--- Document extract ---
━━━━━━
Expenses are split and presented partly as capital items where a
connection with the maintenance or enhancement of the value of the
investments held can be demonstrated and accordingly the investment
management fee and finance costs have been allocated 25% to revenue
and 75% to capital, in order to reflect the directors expected
long-term view of the nature of the investment returns of the
Company.
Taxation
The tax effects on different items in the Income Statement are
allocated between capital and revenue on the same basis as the
particular item to which they relate using the Company's effective
rate of tax for the accounting period.
Due to the Company's status as a Venture Capital Trust and the
continued intention to meet the conditions required to comply with
Part 6 of the Income Tax Act 2007, no provision for taxation is
required in respect of any realised or unrealised appreciation of the
Company's investments which arises.
Deferred taxation is provided in full on timing differences that
result in an obligation at the balance sheet date to pay more tax, or
a right to pay less tax, at a future date, at rates expected to apply
when they crystallise based on current tax rates and law. Timing
differences arise from the inclusion of items of income and
expenditure in taxation computations in periods different from those
in which they are included in the accounts.
Issue Costs
Issue costs in relation to the shares issued are deducted from the
respective share premium account.
2. Return per share
Revenue return per Ordinary share is based on the net revenue return
after taxation of £529,000 (2007: £278,000), in respect of 20,770,524
(2007: 19,718,057) Ordinary shares, being the weighted average number
of Ordinary shares in issue during the year. Revenue return per C
share is based on the net revenue return after taxation of £Nil
(2007: £28,000), in respect of 1,512,843 (2007: 1,542,202) C shares,
being the weighted average number of C shares in issue during the
year.
Capital return per Ordinary share is based on the net capital loss
for the financial year of £1,388,000 (2007 return: £2,815,000), in
respect of 20,770,524 (2007: 19,718,057) Ordinary shares, being the
weighted average number of Ordinary shares in issue during the year.
Capital return per C share is based on the net revenue return after
taxation of £Nil (2007 loss: £100,000), in respect of 1,512,843
(2007: 1,542,202) C shares, being the weighted average number of C
shares in issue during the year.
As the Company has not issued any convertible securities or share
options, there is no dilutive effect on return per ordinary share.
The return per share disclosed therefore represents both basic and
diluted return per share.
3. Net asset value per share
2008 2007
Shares in issue Net asset value Net asset value
pence pence
per per
2008 2007 share £'000 share £'000
Ordinary 21,570,481 20,227,504 72.8 15,698 81.9 16,573
shares
C shares N/A 1,542,202 N/A N/A 90.4 1,395
15,698 17,968
As the Company has not issued any convertible securities or share
options, there is no dilutive effect on net asset per share. The net
asset value per share disclosed therefore represents both basic and
diluted return per share.
4 Principal financial risks
The principal financial risks are as follows:
Market risks
The key market risks to which the Company is exposed are interest
rate risk and market price risk. The Company has undertaken
sensitivity analysis on its financial instruments, split into the
relevant component parts, taking into consideration the economic
climate at the time of review in order to ascertain the appropriate
risk allocation.
━━━━━━
--- Recorded data ---

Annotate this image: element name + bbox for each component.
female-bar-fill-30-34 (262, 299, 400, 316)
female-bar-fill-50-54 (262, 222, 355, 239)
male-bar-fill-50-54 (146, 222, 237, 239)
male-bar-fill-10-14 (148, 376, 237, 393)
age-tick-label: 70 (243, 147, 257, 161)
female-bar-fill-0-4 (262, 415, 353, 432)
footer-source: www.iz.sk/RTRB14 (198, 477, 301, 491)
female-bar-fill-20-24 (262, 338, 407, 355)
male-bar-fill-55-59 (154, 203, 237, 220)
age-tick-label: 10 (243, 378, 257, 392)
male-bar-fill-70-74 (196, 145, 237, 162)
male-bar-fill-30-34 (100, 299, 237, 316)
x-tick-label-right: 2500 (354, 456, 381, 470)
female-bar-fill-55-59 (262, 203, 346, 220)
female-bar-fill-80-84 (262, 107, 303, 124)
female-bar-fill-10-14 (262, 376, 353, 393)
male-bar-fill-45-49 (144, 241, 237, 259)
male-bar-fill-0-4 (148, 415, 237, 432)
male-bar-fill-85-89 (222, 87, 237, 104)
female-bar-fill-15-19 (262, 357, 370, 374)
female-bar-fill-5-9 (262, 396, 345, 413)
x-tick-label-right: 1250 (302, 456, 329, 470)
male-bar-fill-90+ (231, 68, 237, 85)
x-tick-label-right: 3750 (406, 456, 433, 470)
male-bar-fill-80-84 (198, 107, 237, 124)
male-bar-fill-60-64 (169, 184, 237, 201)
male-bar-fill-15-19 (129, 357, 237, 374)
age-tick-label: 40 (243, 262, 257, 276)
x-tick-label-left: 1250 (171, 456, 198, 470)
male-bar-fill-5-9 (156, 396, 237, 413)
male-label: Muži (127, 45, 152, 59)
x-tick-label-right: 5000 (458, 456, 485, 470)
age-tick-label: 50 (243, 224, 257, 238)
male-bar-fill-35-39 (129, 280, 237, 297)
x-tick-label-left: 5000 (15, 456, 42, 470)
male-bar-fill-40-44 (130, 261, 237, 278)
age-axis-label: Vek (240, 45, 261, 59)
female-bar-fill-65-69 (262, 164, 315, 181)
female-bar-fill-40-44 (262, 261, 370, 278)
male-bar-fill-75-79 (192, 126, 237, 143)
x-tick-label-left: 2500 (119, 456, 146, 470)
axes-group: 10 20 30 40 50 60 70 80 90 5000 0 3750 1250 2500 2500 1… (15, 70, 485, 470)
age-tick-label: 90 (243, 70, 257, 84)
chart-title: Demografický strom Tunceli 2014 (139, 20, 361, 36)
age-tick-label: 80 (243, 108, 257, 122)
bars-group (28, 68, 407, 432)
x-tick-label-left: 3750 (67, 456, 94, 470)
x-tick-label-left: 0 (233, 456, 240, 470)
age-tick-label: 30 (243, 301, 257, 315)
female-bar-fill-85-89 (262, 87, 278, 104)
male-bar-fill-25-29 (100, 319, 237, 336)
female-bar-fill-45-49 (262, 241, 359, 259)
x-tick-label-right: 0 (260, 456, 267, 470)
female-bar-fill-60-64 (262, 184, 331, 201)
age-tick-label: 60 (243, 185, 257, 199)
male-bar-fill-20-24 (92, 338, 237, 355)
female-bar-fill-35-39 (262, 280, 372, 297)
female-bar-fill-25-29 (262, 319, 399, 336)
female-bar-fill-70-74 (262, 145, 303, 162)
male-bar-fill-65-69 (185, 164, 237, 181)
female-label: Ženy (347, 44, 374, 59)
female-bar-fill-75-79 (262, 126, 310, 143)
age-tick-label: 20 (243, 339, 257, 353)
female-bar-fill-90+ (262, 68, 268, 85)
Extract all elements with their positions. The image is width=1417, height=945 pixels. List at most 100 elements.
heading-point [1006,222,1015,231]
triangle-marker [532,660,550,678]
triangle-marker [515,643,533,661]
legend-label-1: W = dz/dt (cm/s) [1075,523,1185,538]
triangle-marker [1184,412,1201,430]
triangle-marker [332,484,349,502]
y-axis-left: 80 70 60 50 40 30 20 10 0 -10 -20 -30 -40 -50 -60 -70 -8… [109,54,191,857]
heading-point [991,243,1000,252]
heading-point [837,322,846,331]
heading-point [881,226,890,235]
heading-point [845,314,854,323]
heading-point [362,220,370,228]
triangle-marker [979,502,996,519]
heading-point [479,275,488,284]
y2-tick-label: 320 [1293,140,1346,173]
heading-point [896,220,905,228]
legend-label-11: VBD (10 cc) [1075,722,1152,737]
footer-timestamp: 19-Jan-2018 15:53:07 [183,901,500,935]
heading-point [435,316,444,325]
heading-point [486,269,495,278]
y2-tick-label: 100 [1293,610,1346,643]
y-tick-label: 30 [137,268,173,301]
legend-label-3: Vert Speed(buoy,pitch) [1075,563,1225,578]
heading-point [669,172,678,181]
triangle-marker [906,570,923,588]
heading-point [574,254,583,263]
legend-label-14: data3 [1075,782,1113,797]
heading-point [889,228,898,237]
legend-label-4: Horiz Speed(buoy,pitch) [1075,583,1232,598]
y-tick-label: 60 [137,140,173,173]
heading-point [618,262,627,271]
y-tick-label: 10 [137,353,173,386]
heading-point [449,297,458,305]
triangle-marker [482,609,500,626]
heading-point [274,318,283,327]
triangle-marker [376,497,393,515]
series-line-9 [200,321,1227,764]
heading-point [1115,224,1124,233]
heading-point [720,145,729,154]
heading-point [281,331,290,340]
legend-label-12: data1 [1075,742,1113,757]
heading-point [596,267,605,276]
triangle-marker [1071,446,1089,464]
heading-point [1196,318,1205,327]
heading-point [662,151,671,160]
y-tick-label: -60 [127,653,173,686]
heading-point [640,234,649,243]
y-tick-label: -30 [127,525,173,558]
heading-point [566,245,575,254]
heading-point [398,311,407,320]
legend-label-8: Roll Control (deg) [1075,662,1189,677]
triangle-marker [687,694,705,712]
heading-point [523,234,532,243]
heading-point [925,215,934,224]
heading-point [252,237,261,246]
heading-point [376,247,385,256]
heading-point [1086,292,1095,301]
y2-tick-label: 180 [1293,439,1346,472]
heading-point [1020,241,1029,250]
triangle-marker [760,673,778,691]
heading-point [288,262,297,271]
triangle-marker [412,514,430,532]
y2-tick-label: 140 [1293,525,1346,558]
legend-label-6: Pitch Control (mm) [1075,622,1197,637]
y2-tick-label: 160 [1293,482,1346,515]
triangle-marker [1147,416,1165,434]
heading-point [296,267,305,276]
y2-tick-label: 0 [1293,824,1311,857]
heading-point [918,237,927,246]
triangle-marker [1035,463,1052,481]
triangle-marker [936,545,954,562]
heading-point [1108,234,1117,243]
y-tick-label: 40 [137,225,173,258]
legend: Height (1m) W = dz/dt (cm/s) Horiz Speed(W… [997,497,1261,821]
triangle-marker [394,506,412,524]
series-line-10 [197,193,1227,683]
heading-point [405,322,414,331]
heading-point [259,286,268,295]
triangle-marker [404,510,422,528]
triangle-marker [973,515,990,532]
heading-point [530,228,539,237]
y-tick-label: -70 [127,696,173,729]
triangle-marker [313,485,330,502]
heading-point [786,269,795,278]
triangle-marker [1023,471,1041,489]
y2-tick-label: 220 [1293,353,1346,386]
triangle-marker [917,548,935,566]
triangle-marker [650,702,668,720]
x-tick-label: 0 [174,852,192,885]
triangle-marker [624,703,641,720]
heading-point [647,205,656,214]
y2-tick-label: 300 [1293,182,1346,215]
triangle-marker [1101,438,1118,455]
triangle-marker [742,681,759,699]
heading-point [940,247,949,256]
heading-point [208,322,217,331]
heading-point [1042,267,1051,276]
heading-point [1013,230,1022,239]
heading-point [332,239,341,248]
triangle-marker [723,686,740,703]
━━━━━━
--- Direction A ---
Answer these questions using the notes on the Company's accounts.
(i) In what proportions are the investment management fee and finance costs allocated between revenue and capital?
(ii) From which account are issue costs for shares deducted?
(iii) What net revenue return after taxation for the year is the revenue return per Ordinary share based on?
--- Direction B ---
Write the next part of the notes on the Company's accounts, picking up after their final sentence.

--- Answer A ---
(i) 25% to revenue and 75% to capital.
(ii) The respective share premium account.
(iii) £529,000 (2007: £278,000).

--- Answer B ---
Interest rate risk
The Company receives interest on cash deposits at a rate agreed with
its banker, while investments in loan stock and fixed interest
investments predominately attract interest at fixed rates. The
Company's future cash flows can be influenced by changes in interest
rates resulting in an increase or decrease in income from investments
linked to the base rate. As the Company must comply with the VCT
regulations, increases in interest rates could lead to a potential
breach of these regulations as the proportion of the Company's income
from sources other than shares and securities could exceed the
required level. The Company therefore monitors the level of income
received from fixed, floating and non interest bearing assets to
ensure that the regulations are not breached. The Company has
reviewed the financial impact that a 1.0% change in base rate (i.e.
reducing base rate to nil) would have on the Company with income and
the total return for the year changing by £10,000, equivalent to a
6.4% impact on overall income receivable by the Company. Such a
change would have an immaterial impact on Net Asset Value.
Market price risk
Market price risk arises from uncertainty about the future prices of
financial instruments held in accordance with the Company's
investment objectives. It represents the potential loss that the
Company might suffer through holding market positions in the face of
market movements. At 31 December 2008, the unrealised loss on the
quoted portfolios (AIM quoted and Fixed Income Investments) was
£1,089,000 (2007 gain: 35,000).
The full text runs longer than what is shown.